# [STATED GOAL]
Copy out the lines that include the word "protective".
---*---
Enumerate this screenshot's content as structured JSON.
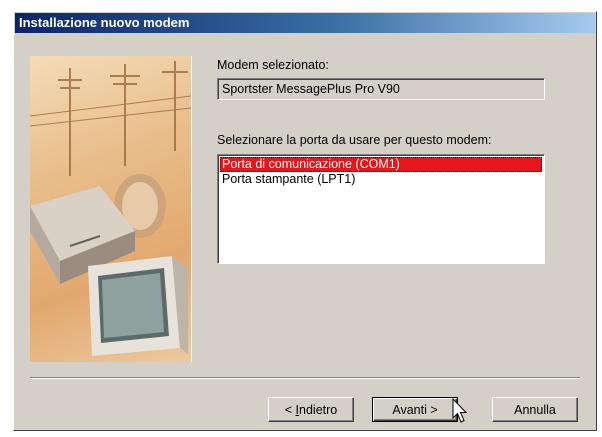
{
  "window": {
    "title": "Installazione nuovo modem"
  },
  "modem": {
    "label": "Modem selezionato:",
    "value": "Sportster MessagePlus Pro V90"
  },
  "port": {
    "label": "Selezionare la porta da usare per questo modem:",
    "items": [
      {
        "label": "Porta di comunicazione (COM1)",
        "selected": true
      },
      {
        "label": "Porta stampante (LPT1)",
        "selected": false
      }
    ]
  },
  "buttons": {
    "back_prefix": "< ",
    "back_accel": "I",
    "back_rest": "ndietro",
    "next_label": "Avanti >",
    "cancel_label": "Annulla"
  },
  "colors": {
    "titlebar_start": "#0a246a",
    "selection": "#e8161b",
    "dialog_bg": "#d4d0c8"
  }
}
---*---
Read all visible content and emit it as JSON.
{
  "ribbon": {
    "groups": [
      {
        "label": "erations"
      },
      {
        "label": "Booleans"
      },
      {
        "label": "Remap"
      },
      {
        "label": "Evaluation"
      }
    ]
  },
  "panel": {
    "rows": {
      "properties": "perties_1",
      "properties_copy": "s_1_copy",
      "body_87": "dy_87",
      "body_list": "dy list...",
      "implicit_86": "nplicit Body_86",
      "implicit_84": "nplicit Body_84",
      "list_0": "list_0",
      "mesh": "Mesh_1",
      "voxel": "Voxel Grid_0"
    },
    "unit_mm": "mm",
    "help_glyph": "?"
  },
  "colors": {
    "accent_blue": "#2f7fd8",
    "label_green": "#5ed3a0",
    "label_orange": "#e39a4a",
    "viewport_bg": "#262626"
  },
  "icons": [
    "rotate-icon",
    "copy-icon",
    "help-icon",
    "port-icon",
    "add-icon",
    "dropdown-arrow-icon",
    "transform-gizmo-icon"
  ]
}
---*---
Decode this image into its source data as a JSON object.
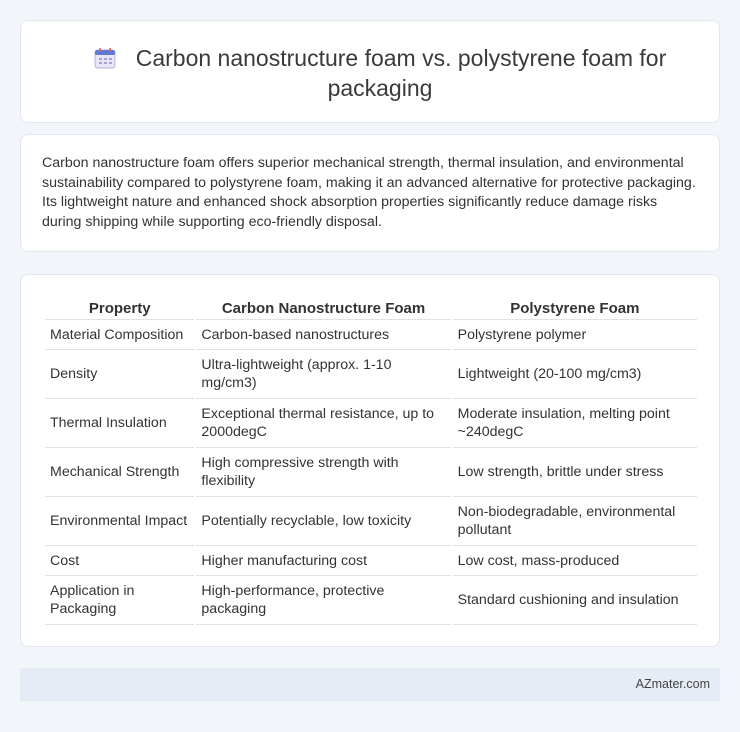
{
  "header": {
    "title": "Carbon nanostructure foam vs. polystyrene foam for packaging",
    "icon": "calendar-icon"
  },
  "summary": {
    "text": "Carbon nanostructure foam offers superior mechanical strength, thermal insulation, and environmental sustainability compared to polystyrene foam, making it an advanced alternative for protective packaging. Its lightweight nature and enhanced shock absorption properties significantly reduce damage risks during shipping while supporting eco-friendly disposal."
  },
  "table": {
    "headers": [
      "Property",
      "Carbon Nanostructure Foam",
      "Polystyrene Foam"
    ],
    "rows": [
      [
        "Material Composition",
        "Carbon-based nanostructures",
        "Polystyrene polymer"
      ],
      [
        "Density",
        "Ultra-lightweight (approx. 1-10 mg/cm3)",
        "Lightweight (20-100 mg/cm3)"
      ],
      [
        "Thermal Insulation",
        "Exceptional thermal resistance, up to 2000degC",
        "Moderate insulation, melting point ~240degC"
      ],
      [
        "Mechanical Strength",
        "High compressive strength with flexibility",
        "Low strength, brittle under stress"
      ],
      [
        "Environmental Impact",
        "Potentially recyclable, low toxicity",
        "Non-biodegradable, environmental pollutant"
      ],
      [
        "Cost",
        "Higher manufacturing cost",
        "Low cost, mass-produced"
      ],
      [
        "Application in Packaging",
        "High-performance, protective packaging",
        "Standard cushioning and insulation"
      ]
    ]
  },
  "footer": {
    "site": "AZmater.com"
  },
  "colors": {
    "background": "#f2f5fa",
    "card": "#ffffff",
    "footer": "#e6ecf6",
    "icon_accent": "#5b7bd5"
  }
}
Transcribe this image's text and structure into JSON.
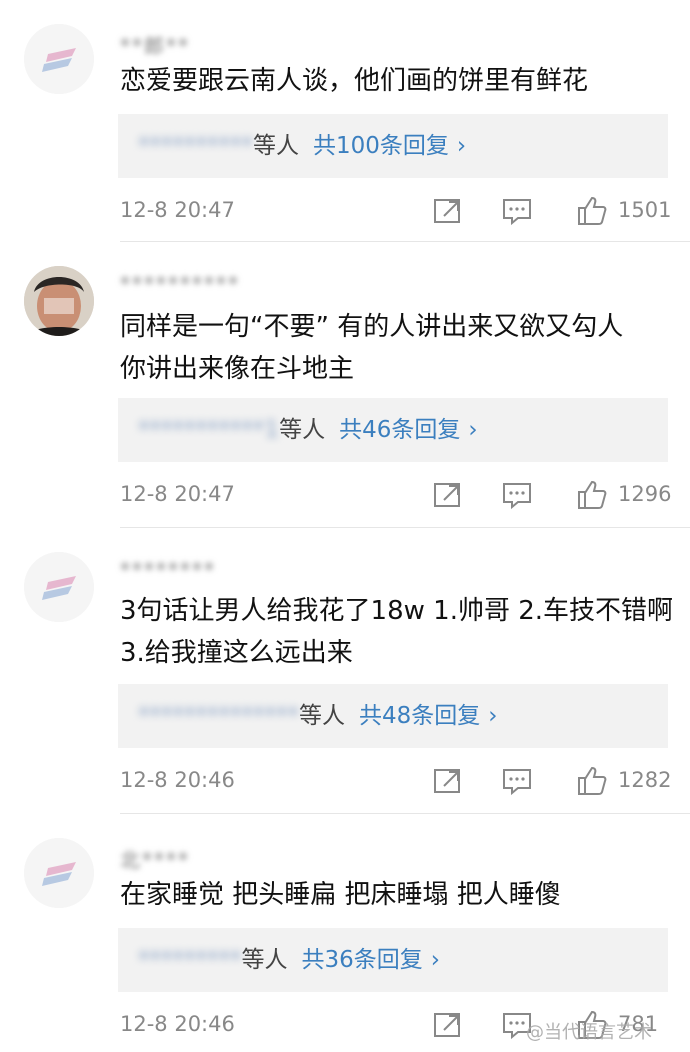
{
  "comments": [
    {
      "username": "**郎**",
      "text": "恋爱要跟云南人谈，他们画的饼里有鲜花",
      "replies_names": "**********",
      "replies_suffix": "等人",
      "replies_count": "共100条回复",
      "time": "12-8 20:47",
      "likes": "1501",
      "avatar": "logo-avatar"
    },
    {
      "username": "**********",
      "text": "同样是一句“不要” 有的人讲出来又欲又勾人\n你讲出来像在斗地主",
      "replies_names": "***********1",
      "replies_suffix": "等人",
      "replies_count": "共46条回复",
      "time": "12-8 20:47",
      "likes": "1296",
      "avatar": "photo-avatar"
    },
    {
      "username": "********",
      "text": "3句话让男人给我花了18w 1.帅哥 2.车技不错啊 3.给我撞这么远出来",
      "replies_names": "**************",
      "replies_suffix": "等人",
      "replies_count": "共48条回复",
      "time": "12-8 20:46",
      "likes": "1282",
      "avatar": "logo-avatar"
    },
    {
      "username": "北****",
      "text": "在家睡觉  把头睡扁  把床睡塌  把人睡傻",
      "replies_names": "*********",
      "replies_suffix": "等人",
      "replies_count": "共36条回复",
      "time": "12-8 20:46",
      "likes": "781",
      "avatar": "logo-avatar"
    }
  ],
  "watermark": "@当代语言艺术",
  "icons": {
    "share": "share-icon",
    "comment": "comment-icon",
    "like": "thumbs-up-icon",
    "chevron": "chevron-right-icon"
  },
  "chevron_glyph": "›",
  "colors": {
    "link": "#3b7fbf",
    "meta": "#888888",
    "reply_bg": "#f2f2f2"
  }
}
---*---
# [OUTPUT FOR THIS EXERCISE]
    "text": "Carbon nanostructure foam offers superior mechanical strength, thermal insulation, and environmental sustainability compared to polystyrene foam, making it an advanced alternative for protective packaging. Its lightweight nature and enhanced shock absorption properties significantly reduce damage risks during shipping while supporting eco-friendly disposal."
        "High-performance, protective packaging",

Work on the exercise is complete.